• [Task to complete]:
Extract the whole listing as it stands. Do not include the pictures.

Data records:
• • • • •

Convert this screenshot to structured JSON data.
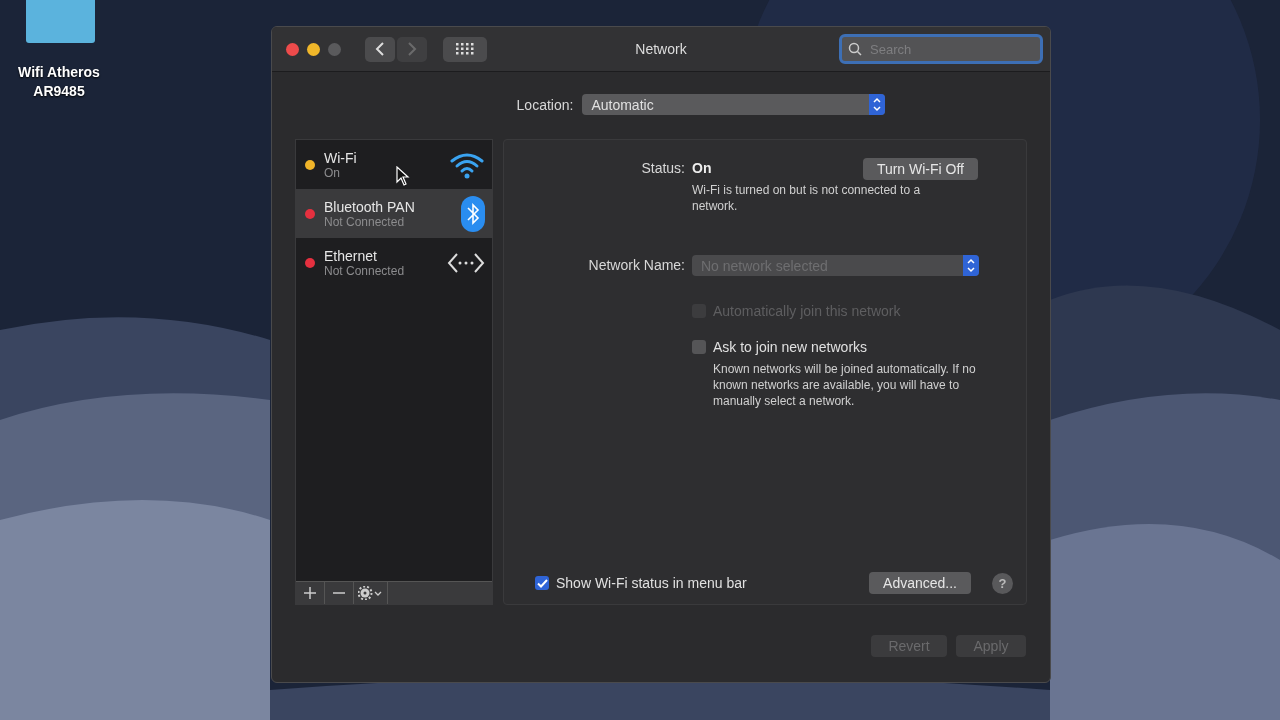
{
  "desktop_icon": {
    "lines": [
      "Wifi Atheros",
      "AR9485"
    ]
  },
  "window": {
    "title": "Network",
    "search": {
      "placeholder": "Search"
    }
  },
  "location": {
    "label": "Location:",
    "value": "Automatic"
  },
  "services": [
    {
      "name": "Wi-Fi",
      "status": "On",
      "color": "#f0b429",
      "selected": false,
      "kind": "wifi"
    },
    {
      "name": "Bluetooth PAN",
      "status": "Not Connected",
      "color": "#e5303f",
      "selected": true,
      "kind": "bluetooth"
    },
    {
      "name": "Ethernet",
      "status": "Not Connected",
      "color": "#e5303f",
      "selected": false,
      "kind": "ethernet"
    }
  ],
  "detail": {
    "status_label": "Status:",
    "status_value": "On",
    "toggle_button": "Turn Wi-Fi Off",
    "status_note": "Wi-Fi is turned on but is not connected to a network.",
    "network_name_label": "Network Name:",
    "network_name": {
      "value": "No network selected",
      "disabled": true
    },
    "options": [
      {
        "label": "Automatically join this network",
        "checked": false,
        "disabled": true
      },
      {
        "label": "Ask to join new networks",
        "checked": false,
        "disabled": false,
        "note": "Known networks will be joined automatically. If no known networks are available, you will have to manually select a network."
      }
    ],
    "show_status": {
      "label": "Show Wi-Fi status in menu bar",
      "checked": true
    },
    "advanced_button": "Advanced...",
    "help_button": "?"
  },
  "footer_buttons": [
    {
      "label": "Revert",
      "disabled": true
    },
    {
      "label": "Apply",
      "disabled": true
    }
  ]
}
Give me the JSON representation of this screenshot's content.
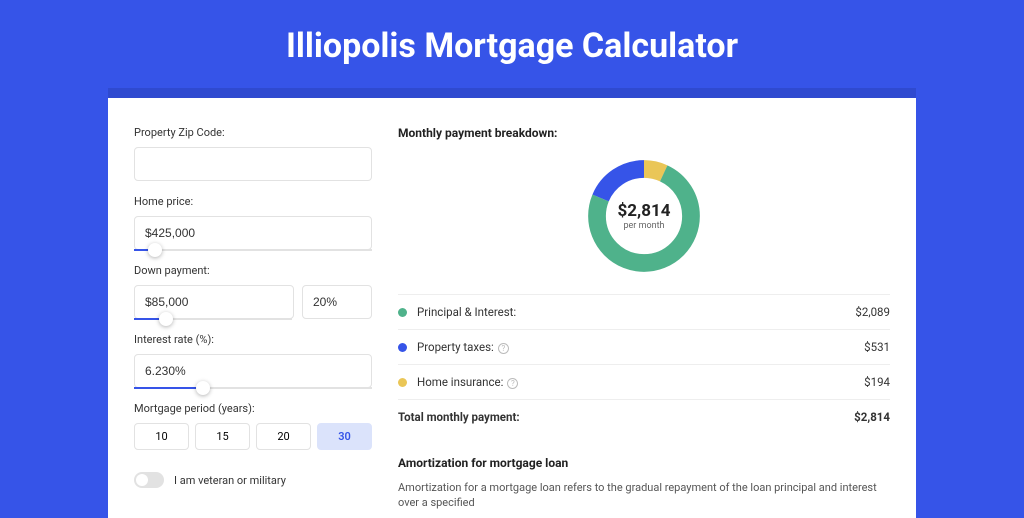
{
  "title": "Illiopolis Mortgage Calculator",
  "form": {
    "zip_label": "Property Zip Code:",
    "zip_value": "",
    "home_price_label": "Home price:",
    "home_price_value": "$425,000",
    "home_price_slider_pct": 9,
    "down_payment_label": "Down payment:",
    "down_payment_value": "$85,000",
    "down_payment_pct_value": "20%",
    "down_payment_slider_pct": 20,
    "rate_label": "Interest rate (%):",
    "rate_value": "6.230%",
    "rate_slider_pct": 29,
    "period_label": "Mortgage period (years):",
    "periods": [
      "10",
      "15",
      "20",
      "30"
    ],
    "period_active_index": 3,
    "veteran_label": "I am veteran or military"
  },
  "breakdown": {
    "title": "Monthly payment breakdown:",
    "total_amount": "$2,814",
    "per_month": "per month",
    "items": [
      {
        "label": "Principal & Interest:",
        "value": "$2,089",
        "color": "#4fb28b",
        "has_info": false
      },
      {
        "label": "Property taxes:",
        "value": "$531",
        "color": "#3654e8",
        "has_info": true
      },
      {
        "label": "Home insurance:",
        "value": "$194",
        "color": "#eac657",
        "has_info": true
      }
    ],
    "total_label": "Total monthly payment:",
    "total_value": "$2,814"
  },
  "chart_data": {
    "type": "pie",
    "title": "Monthly payment breakdown",
    "series": [
      {
        "name": "Principal & Interest",
        "value": 2089,
        "color": "#4fb28b"
      },
      {
        "name": "Property taxes",
        "value": 531,
        "color": "#3654e8"
      },
      {
        "name": "Home insurance",
        "value": 194,
        "color": "#eac657"
      }
    ],
    "total": 2814,
    "center_label": "$2,814",
    "center_sub": "per month"
  },
  "amortization": {
    "title": "Amortization for mortgage loan",
    "text": "Amortization for a mortgage loan refers to the gradual repayment of the loan principal and interest over a specified"
  }
}
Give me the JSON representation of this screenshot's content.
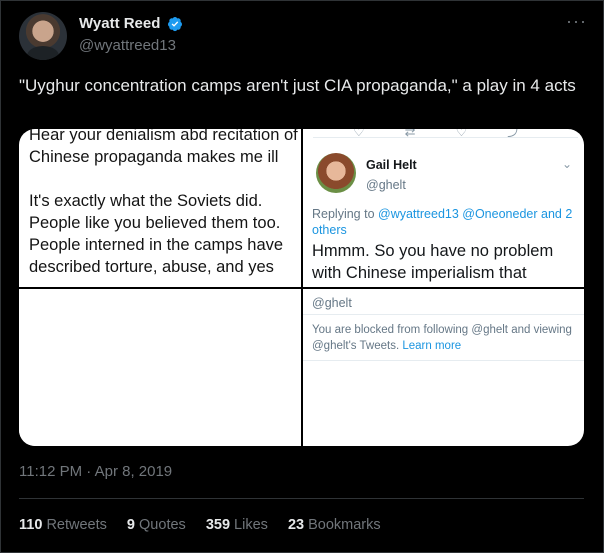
{
  "author": {
    "name": "Wyatt Reed",
    "handle": "@wyattreed13",
    "verified": true,
    "more_icon": "more-horizontal-icon"
  },
  "tweet": {
    "text": "\"Uyghur concentration camps aren't just CIA propaganda,\" a play in 4 acts",
    "timestamp": "11:12 PM · Apr 8, 2019"
  },
  "media": {
    "panel_left": {
      "para1": "Hear your denialism abd recitation of Chinese propaganda makes me ill",
      "para2": "It's exactly what the Soviets did. People like you believed them too. People interned in the camps have described torture, abuse, and yes"
    },
    "panel_right_top": {
      "name": "Gail Helt",
      "handle": "@ghelt",
      "replying_prefix": "Replying to ",
      "replying_links": "@wyattreed13 @Oneoneder and 2 others",
      "text": "Hmmm. So you have no problem with Chinese imperialism that"
    },
    "panel_right_bottom": {
      "handle": "@ghelt",
      "blocked_text": "You are blocked from following @ghelt and viewing @ghelt's Tweets. ",
      "learn_more": "Learn more"
    }
  },
  "stats": {
    "retweets_count": "110",
    "retweets_label": "Retweets",
    "quotes_count": "9",
    "quotes_label": "Quotes",
    "likes_count": "359",
    "likes_label": "Likes",
    "bookmarks_count": "23",
    "bookmarks_label": "Bookmarks"
  },
  "colors": {
    "background": "#000000",
    "verified": "#1d9bf0",
    "muted": "#71767b",
    "link": "#1b95e0"
  }
}
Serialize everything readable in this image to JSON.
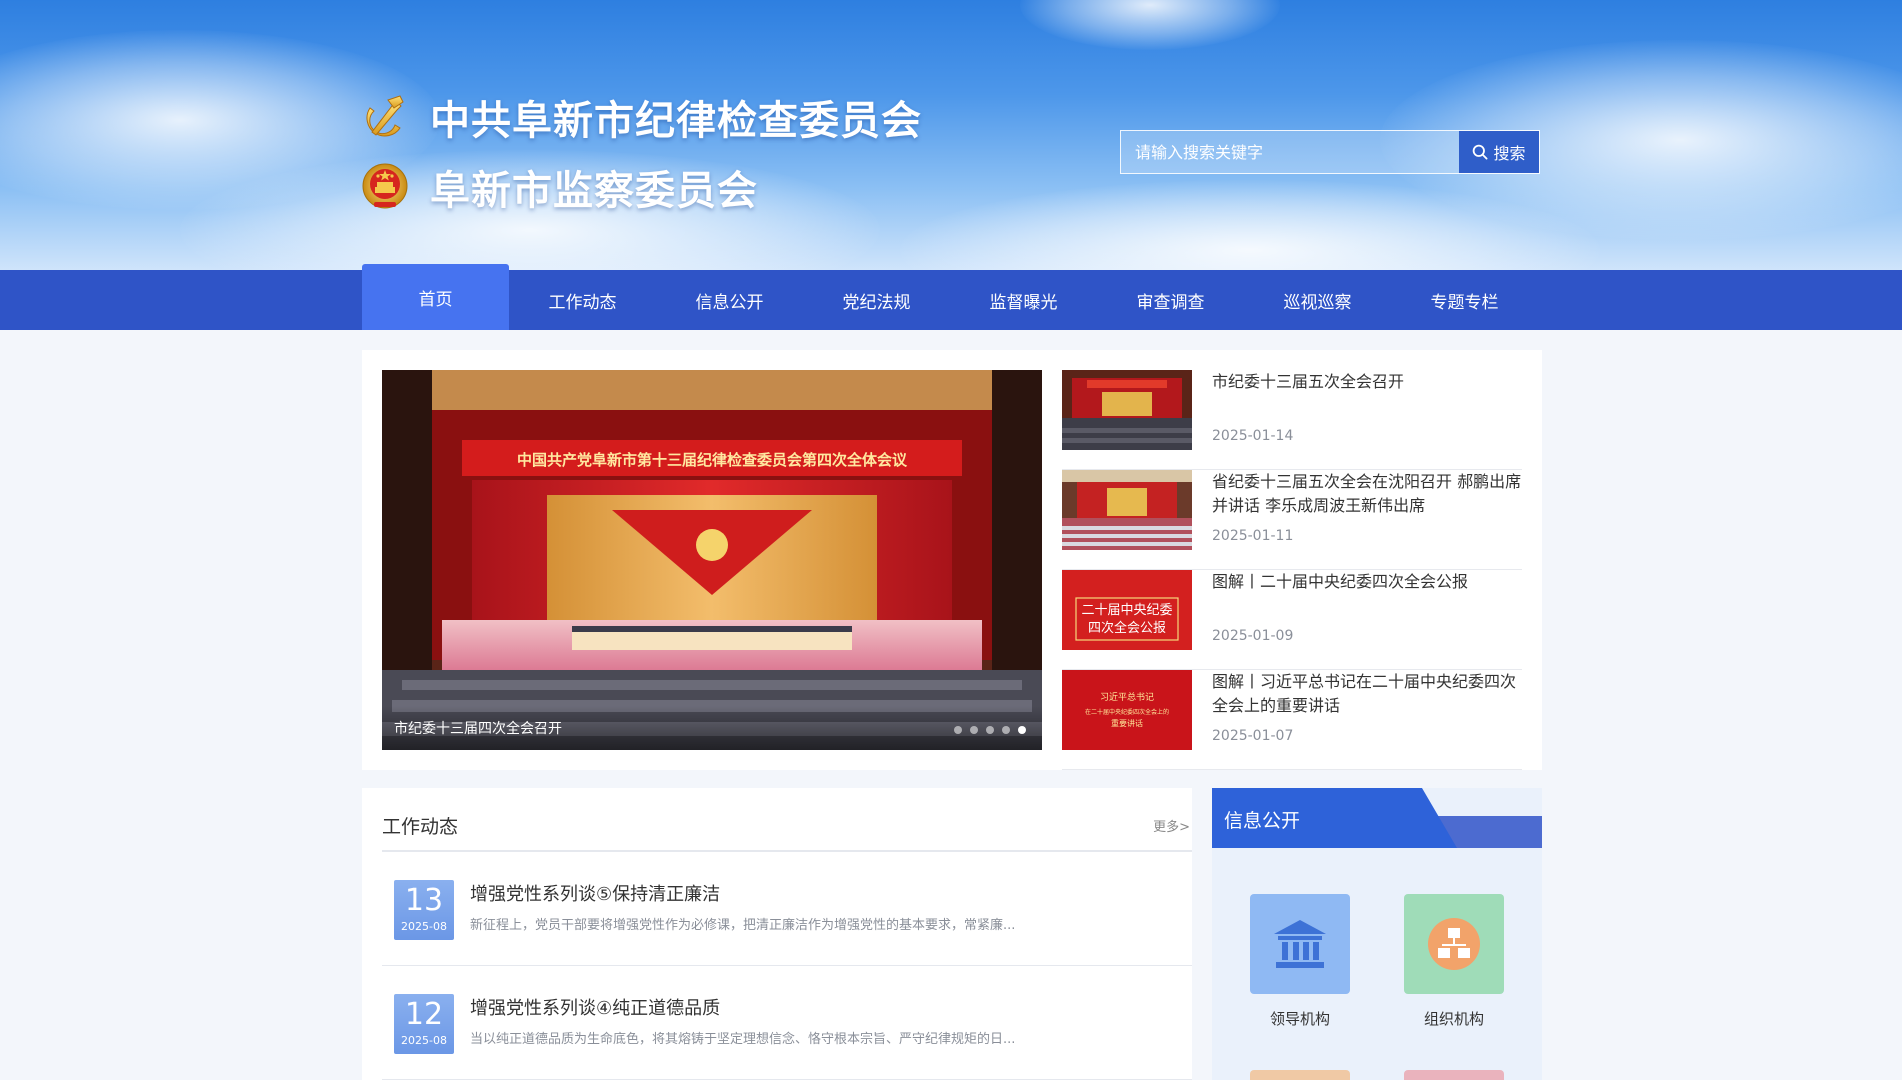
{
  "header": {
    "title_primary": "中共阜新市纪律检查委员会",
    "title_secondary": "阜新市监察委员会",
    "icons": [
      "party-emblem-icon",
      "national-emblem-icon"
    ]
  },
  "search": {
    "placeholder": "请输入搜索关键字",
    "button_label": "搜索",
    "icon": "search-icon"
  },
  "nav": {
    "items": [
      {
        "label": "首页",
        "active": true
      },
      {
        "label": "工作动态"
      },
      {
        "label": "信息公开"
      },
      {
        "label": "党纪法规"
      },
      {
        "label": "监督曝光"
      },
      {
        "label": "审查调查"
      },
      {
        "label": "巡视巡察"
      },
      {
        "label": "专题专栏"
      }
    ]
  },
  "slider": {
    "caption": "市纪委十三届四次全会召开",
    "banner_text": "中国共产党阜新市第十三届纪律检查委员会第四次全体会议",
    "dots": 5,
    "active_dot": 5
  },
  "news": [
    {
      "title": "市纪委十三届五次全会召开",
      "date": "2025-01-14"
    },
    {
      "title": "省纪委十三届五次全会在沈阳召开 郝鹏出席并讲话 李乐成周波王新伟出席",
      "date": "2025-01-11"
    },
    {
      "title": "图解丨二十届中央纪委四次全会公报",
      "date": "2025-01-09",
      "thumb_text": [
        "二十届中央纪委",
        "四次全会公报"
      ]
    },
    {
      "title": "图解丨习近平总书记在二十届中央纪委四次全会上的重要讲话",
      "date": "2025-01-07",
      "thumb_text": [
        "习近平总书记",
        "在二十届中央纪委四次全会上的",
        "重要讲话"
      ]
    }
  ],
  "work": {
    "title": "工作动态",
    "more": "更多>",
    "items": [
      {
        "day": "13",
        "ym": "2025-08",
        "title": "增强党性系列谈⑤保持清正廉洁",
        "summary": "新征程上，党员干部要将增强党性作为必修课，把清正廉洁作为增强党性的基本要求，常紧廉..."
      },
      {
        "day": "12",
        "ym": "2025-08",
        "title": "增强党性系列谈④纯正道德品质",
        "summary": "当以纯正道德品质为生命底色，将其熔铸于坚定理想信念、恪守根本宗旨、严守纪律规矩的日..."
      }
    ]
  },
  "info": {
    "title": "信息公开",
    "tiles": [
      {
        "label": "领导机构",
        "icon": "government-building-icon",
        "color": "#8fb9f3"
      },
      {
        "label": "组织机构",
        "icon": "org-structure-icon",
        "color": "#9fdcb8"
      }
    ]
  },
  "colors": {
    "nav_bg": "#2f54c7",
    "nav_active": "#4673f0",
    "accent_blue": "#2e62d9",
    "date_badge": "#7aa3ea"
  }
}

• • • • •

• [Written solution]:
Convert this screenshot to structured JSON data.
{
  "desktop_icon": {
    "lines": [
      "Wifi Atheros",
      "AR9485"
    ]
  },
  "window": {
    "title": "Network",
    "search": {
      "placeholder": "Search"
    }
  },
  "location": {
    "label": "Location:",
    "value": "Automatic"
  },
  "services": [
    {
      "name": "Wi-Fi",
      "status": "On",
      "color": "#f0b429",
      "selected": false,
      "kind": "wifi"
    },
    {
      "name": "Bluetooth PAN",
      "status": "Not Connected",
      "color": "#e5303f",
      "selected": true,
      "kind": "bluetooth"
    },
    {
      "name": "Ethernet",
      "status": "Not Connected",
      "color": "#e5303f",
      "selected": false,
      "kind": "ethernet"
    }
  ],
  "detail": {
    "status_label": "Status:",
    "status_value": "On",
    "toggle_button": "Turn Wi-Fi Off",
    "status_note": "Wi-Fi is turned on but is not connected to a network.",
    "network_name_label": "Network Name:",
    "network_name": {
      "value": "No network selected",
      "disabled": true
    },
    "options": [
      {
        "label": "Automatically join this network",
        "checked": false,
        "disabled": true
      },
      {
        "label": "Ask to join new networks",
        "checked": false,
        "disabled": false,
        "note": "Known networks will be joined automatically. If no known networks are available, you will have to manually select a network."
      }
    ],
    "show_status": {
      "label": "Show Wi-Fi status in menu bar",
      "checked": true
    },
    "advanced_button": "Advanced...",
    "help_button": "?"
  },
  "footer_buttons": [
    {
      "label": "Revert",
      "disabled": true
    },
    {
      "label": "Apply",
      "disabled": true
    }
  ]
}
Give me the JSON representation of this screenshot's content.
{
  "title": "Illiopolis Mortgage Calculator",
  "form": {
    "zip_label": "Property Zip Code:",
    "zip_value": "",
    "home_price_label": "Home price:",
    "home_price_value": "$425,000",
    "home_price_slider_pct": 9,
    "down_payment_label": "Down payment:",
    "down_payment_value": "$85,000",
    "down_payment_pct_value": "20%",
    "down_payment_slider_pct": 20,
    "rate_label": "Interest rate (%):",
    "rate_value": "6.230%",
    "rate_slider_pct": 29,
    "period_label": "Mortgage period (years):",
    "periods": [
      "10",
      "15",
      "20",
      "30"
    ],
    "period_active_index": 3,
    "veteran_label": "I am veteran or military"
  },
  "breakdown": {
    "title": "Monthly payment breakdown:",
    "total_amount": "$2,814",
    "per_month": "per month",
    "items": [
      {
        "label": "Principal & Interest:",
        "value": "$2,089",
        "color": "#4fb28b",
        "has_info": false
      },
      {
        "label": "Property taxes:",
        "value": "$531",
        "color": "#3654e8",
        "has_info": true
      },
      {
        "label": "Home insurance:",
        "value": "$194",
        "color": "#eac657",
        "has_info": true
      }
    ],
    "total_label": "Total monthly payment:",
    "total_value": "$2,814"
  },
  "chart_data": {
    "type": "pie",
    "title": "Monthly payment breakdown",
    "series": [
      {
        "name": "Principal & Interest",
        "value": 2089,
        "color": "#4fb28b"
      },
      {
        "name": "Property taxes",
        "value": 531,
        "color": "#3654e8"
      },
      {
        "name": "Home insurance",
        "value": 194,
        "color": "#eac657"
      }
    ],
    "total": 2814,
    "center_label": "$2,814",
    "center_sub": "per month"
  },
  "amortization": {
    "title": "Amortization for mortgage loan",
    "text": "Amortization for a mortgage loan refers to the gradual repayment of the loan principal and interest over a specified"
  }
}
Give me the JSON representation of this screenshot's content.
{
  "author": {
    "name": "Wyatt Reed",
    "handle": "@wyattreed13",
    "verified": true,
    "more_icon": "more-horizontal-icon"
  },
  "tweet": {
    "text": "\"Uyghur concentration camps aren't just CIA propaganda,\" a play in 4 acts",
    "timestamp": "11:12 PM · Apr 8, 2019"
  },
  "media": {
    "panel_left": {
      "para1": "Hear your denialism abd recitation of Chinese propaganda makes me ill",
      "para2": "It's exactly what the Soviets did. People like you believed them too. People interned in the camps have described torture, abuse, and yes"
    },
    "panel_right_top": {
      "name": "Gail Helt",
      "handle": "@ghelt",
      "replying_prefix": "Replying to ",
      "replying_links": "@wyattreed13 @Oneoneder and 2 others",
      "text": "Hmmm. So you have no problem with Chinese imperialism that"
    },
    "panel_right_bottom": {
      "handle": "@ghelt",
      "blocked_text": "You are blocked from following @ghelt and viewing @ghelt's Tweets. ",
      "learn_more": "Learn more"
    }
  },
  "stats": {
    "retweets_count": "110",
    "retweets_label": "Retweets",
    "quotes_count": "9",
    "quotes_label": "Quotes",
    "likes_count": "359",
    "likes_label": "Likes",
    "bookmarks_count": "23",
    "bookmarks_label": "Bookmarks"
  },
  "colors": {
    "background": "#000000",
    "verified": "#1d9bf0",
    "muted": "#71767b",
    "link": "#1b95e0"
  }
}
Serialize everything readable in this image to JSON.
{
  "header": {
    "title_primary": "中共阜新市纪律检查委员会",
    "title_secondary": "阜新市监察委员会",
    "icons": [
      "party-emblem-icon",
      "national-emblem-icon"
    ]
  },
  "search": {
    "placeholder": "请输入搜索关键字",
    "button_label": "搜索",
    "icon": "search-icon"
  },
  "nav": {
    "items": [
      {
        "label": "首页",
        "active": true
      },
      {
        "label": "工作动态"
      },
      {
        "label": "信息公开"
      },
      {
        "label": "党纪法规"
      },
      {
        "label": "监督曝光"
      },
      {
        "label": "审查调查"
      },
      {
        "label": "巡视巡察"
      },
      {
        "label": "专题专栏"
      }
    ]
  },
  "slider": {
    "caption": "市纪委十三届四次全会召开",
    "banner_text": "中国共产党阜新市第十三届纪律检查委员会第四次全体会议",
    "dots": 5,
    "active_dot": 5
  },
  "news": [
    {
      "title": "市纪委十三届五次全会召开",
      "date": "2025-01-14"
    },
    {
      "title": "省纪委十三届五次全会在沈阳召开 郝鹏出席并讲话 李乐成周波王新伟出席",
      "date": "2025-01-11"
    },
    {
      "title": "图解丨二十届中央纪委四次全会公报",
      "date": "2025-01-09",
      "thumb_text": [
        "二十届中央纪委",
        "四次全会公报"
      ]
    },
    {
      "title": "图解丨习近平总书记在二十届中央纪委四次全会上的重要讲话",
      "date": "2025-01-07",
      "thumb_text": [
        "习近平总书记",
        "在二十届中央纪委四次全会上的",
        "重要讲话"
      ]
    }
  ],
  "work": {
    "title": "工作动态",
    "more": "更多>",
    "items": [
      {
        "day": "13",
        "ym": "2025-08",
        "title": "增强党性系列谈⑤保持清正廉洁",
        "summary": "新征程上，党员干部要将增强党性作为必修课，把清正廉洁作为增强党性的基本要求，常紧廉..."
      },
      {
        "day": "12",
        "ym": "2025-08",
        "title": "增强党性系列谈④纯正道德品质",
        "summary": "当以纯正道德品质为生命底色，将其熔铸于坚定理想信念、恪守根本宗旨、严守纪律规矩的日..."
      }
    ]
  },
  "info": {
    "title": "信息公开",
    "tiles": [
      {
        "label": "领导机构",
        "icon": "government-building-icon",
        "color": "#8fb9f3"
      },
      {
        "label": "组织机构",
        "icon": "org-structure-icon",
        "color": "#9fdcb8"
      }
    ]
  },
  "colors": {
    "nav_bg": "#2f54c7",
    "nav_active": "#4673f0",
    "accent_blue": "#2e62d9",
    "date_badge": "#7aa3ea"
  }
}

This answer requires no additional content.